Stored data entries:
---

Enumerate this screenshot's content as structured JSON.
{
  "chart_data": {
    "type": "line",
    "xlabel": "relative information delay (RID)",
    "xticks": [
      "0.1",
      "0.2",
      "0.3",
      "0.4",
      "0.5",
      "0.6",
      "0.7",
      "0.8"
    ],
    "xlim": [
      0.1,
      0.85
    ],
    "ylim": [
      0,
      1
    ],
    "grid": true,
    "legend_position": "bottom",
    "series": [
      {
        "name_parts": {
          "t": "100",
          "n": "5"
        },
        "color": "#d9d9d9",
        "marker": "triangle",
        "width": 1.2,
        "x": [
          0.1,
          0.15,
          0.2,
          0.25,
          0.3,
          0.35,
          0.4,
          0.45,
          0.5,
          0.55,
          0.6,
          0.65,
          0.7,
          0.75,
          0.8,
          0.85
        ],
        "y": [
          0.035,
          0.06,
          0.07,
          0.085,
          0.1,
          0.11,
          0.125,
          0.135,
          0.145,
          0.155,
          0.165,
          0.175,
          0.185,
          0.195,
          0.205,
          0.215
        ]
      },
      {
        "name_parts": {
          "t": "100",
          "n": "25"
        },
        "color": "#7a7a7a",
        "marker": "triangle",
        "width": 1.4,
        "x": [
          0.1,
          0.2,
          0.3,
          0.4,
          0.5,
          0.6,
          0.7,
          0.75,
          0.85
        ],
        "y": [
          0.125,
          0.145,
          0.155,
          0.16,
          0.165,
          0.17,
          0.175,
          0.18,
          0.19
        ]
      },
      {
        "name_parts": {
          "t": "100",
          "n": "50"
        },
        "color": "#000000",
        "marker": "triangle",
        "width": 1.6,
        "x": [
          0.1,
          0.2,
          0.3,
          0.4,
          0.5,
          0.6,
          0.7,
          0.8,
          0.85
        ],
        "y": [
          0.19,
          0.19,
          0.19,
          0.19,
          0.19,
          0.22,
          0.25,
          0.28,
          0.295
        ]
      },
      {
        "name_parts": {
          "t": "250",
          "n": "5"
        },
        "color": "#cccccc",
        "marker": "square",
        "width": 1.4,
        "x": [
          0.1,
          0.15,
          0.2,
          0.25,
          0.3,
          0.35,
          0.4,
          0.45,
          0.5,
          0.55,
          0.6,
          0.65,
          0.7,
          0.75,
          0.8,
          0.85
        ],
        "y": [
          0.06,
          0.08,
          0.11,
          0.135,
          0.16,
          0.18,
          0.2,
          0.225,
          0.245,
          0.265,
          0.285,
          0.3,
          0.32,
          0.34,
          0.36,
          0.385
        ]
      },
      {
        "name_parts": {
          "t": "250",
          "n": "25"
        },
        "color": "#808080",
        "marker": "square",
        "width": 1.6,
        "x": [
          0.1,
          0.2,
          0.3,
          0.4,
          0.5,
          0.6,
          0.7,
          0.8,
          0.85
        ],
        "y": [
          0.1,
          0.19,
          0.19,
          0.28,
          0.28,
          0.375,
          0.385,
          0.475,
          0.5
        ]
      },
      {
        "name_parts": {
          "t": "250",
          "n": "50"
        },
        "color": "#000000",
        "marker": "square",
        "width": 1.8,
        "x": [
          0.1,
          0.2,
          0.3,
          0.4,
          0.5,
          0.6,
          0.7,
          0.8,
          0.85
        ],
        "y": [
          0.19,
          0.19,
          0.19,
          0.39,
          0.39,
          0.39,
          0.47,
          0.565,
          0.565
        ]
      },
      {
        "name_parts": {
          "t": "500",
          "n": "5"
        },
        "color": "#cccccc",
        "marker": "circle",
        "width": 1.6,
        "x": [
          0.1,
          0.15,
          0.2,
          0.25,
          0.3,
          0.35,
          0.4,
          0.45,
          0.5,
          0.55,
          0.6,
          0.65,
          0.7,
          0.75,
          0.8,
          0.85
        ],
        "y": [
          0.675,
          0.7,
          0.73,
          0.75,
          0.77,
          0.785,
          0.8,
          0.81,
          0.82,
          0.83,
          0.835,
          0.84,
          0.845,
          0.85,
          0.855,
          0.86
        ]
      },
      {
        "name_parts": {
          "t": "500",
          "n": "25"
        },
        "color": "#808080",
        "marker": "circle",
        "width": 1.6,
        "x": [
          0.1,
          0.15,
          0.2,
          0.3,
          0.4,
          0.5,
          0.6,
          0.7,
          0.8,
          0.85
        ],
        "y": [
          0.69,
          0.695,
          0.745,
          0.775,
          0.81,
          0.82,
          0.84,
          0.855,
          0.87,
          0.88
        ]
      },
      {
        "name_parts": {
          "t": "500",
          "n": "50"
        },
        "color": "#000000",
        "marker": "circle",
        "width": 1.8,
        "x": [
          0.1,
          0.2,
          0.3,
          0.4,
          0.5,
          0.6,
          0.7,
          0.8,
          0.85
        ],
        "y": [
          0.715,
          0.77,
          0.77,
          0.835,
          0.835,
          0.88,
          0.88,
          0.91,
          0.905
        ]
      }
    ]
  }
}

---

What this task involves: Transcribe all entries exactly as they are given.

Finished answer:
Enumerate this screenshot's content as structured JSON.
{
  "chart_data": {
    "type": "line",
    "xlabel": "relative information delay (RID)",
    "xticks": [
      "0.1",
      "0.2",
      "0.3",
      "0.4",
      "0.5",
      "0.6",
      "0.7",
      "0.8"
    ],
    "xlim": [
      0.1,
      0.85
    ],
    "ylim": [
      0,
      1
    ],
    "grid": true,
    "legend_position": "bottom",
    "series": [
      {
        "name_parts": {
          "t": "100",
          "n": "5"
        },
        "color": "#d9d9d9",
        "marker": "triangle",
        "width": 1.2,
        "x": [
          0.1,
          0.15,
          0.2,
          0.25,
          0.3,
          0.35,
          0.4,
          0.45,
          0.5,
          0.55,
          0.6,
          0.65,
          0.7,
          0.75,
          0.8,
          0.85
        ],
        "y": [
          0.035,
          0.06,
          0.07,
          0.085,
          0.1,
          0.11,
          0.125,
          0.135,
          0.145,
          0.155,
          0.165,
          0.175,
          0.185,
          0.195,
          0.205,
          0.215
        ]
      },
      {
        "name_parts": {
          "t": "100",
          "n": "25"
        },
        "color": "#7a7a7a",
        "marker": "triangle",
        "width": 1.4,
        "x": [
          0.1,
          0.2,
          0.3,
          0.4,
          0.5,
          0.6,
          0.7,
          0.75,
          0.85
        ],
        "y": [
          0.125,
          0.145,
          0.155,
          0.16,
          0.165,
          0.17,
          0.175,
          0.18,
          0.19
        ]
      },
      {
        "name_parts": {
          "t": "100",
          "n": "50"
        },
        "color": "#000000",
        "marker": "triangle",
        "width": 1.6,
        "x": [
          0.1,
          0.2,
          0.3,
          0.4,
          0.5,
          0.6,
          0.7,
          0.8,
          0.85
        ],
        "y": [
          0.19,
          0.19,
          0.19,
          0.19,
          0.19,
          0.22,
          0.25,
          0.28,
          0.295
        ]
      },
      {
        "name_parts": {
          "t": "250",
          "n": "5"
        },
        "color": "#cccccc",
        "marker": "square",
        "width": 1.4,
        "x": [
          0.1,
          0.15,
          0.2,
          0.25,
          0.3,
          0.35,
          0.4,
          0.45,
          0.5,
          0.55,
          0.6,
          0.65,
          0.7,
          0.75,
          0.8,
          0.85
        ],
        "y": [
          0.06,
          0.08,
          0.11,
          0.135,
          0.16,
          0.18,
          0.2,
          0.225,
          0.245,
          0.265,
          0.285,
          0.3,
          0.32,
          0.34,
          0.36,
          0.385
        ]
      },
      {
        "name_parts": {
          "t": "250",
          "n": "25"
        },
        "color": "#808080",
        "marker": "square",
        "width": 1.6,
        "x": [
          0.1,
          0.2,
          0.3,
          0.4,
          0.5,
          0.6,
          0.7,
          0.8,
          0.85
        ],
        "y": [
          0.1,
          0.19,
          0.19,
          0.28,
          0.28,
          0.375,
          0.385,
          0.475,
          0.5
        ]
      },
      {
        "name_parts": {
          "t": "250",
          "n": "50"
        },
        "color": "#000000",
        "marker": "square",
        "width": 1.8,
        "x": [
          0.1,
          0.2,
          0.3,
          0.4,
          0.5,
          0.6,
          0.7,
          0.8,
          0.85
        ],
        "y": [
          0.19,
          0.19,
          0.19,
          0.39,
          0.39,
          0.39,
          0.47,
          0.565,
          0.565
        ]
      },
      {
        "name_parts": {
          "t": "500",
          "n": "5"
        },
        "color": "#cccccc",
        "marker": "circle",
        "width": 1.6,
        "x": [
          0.1,
          0.15,
          0.2,
          0.25,
          0.3,
          0.35,
          0.4,
          0.45,
          0.5,
          0.55,
          0.6,
          0.65,
          0.7,
          0.75,
          0.8,
          0.85
        ],
        "y": [
          0.675,
          0.7,
          0.73,
          0.75,
          0.77,
          0.785,
          0.8,
          0.81,
          0.82,
          0.83,
          0.835,
          0.84,
          0.845,
          0.85,
          0.855,
          0.86
        ]
      },
      {
        "name_parts": {
          "t": "500",
          "n": "25"
        },
        "color": "#808080",
        "marker": "circle",
        "width": 1.6,
        "x": [
          0.1,
          0.15,
          0.2,
          0.3,
          0.4,
          0.5,
          0.6,
          0.7,
          0.8,
          0.85
        ],
        "y": [
          0.69,
          0.695,
          0.745,
          0.775,
          0.81,
          0.82,
          0.84,
          0.855,
          0.87,
          0.88
        ]
      },
      {
        "name_parts": {
          "t": "500",
          "n": "50"
        },
        "color": "#000000",
        "marker": "circle",
        "width": 1.8,
        "x": [
          0.1,
          0.2,
          0.3,
          0.4,
          0.5,
          0.6,
          0.7,
          0.8,
          0.85
        ],
        "y": [
          0.715,
          0.77,
          0.77,
          0.835,
          0.835,
          0.88,
          0.88,
          0.91,
          0.905
        ]
      }
    ]
  }
}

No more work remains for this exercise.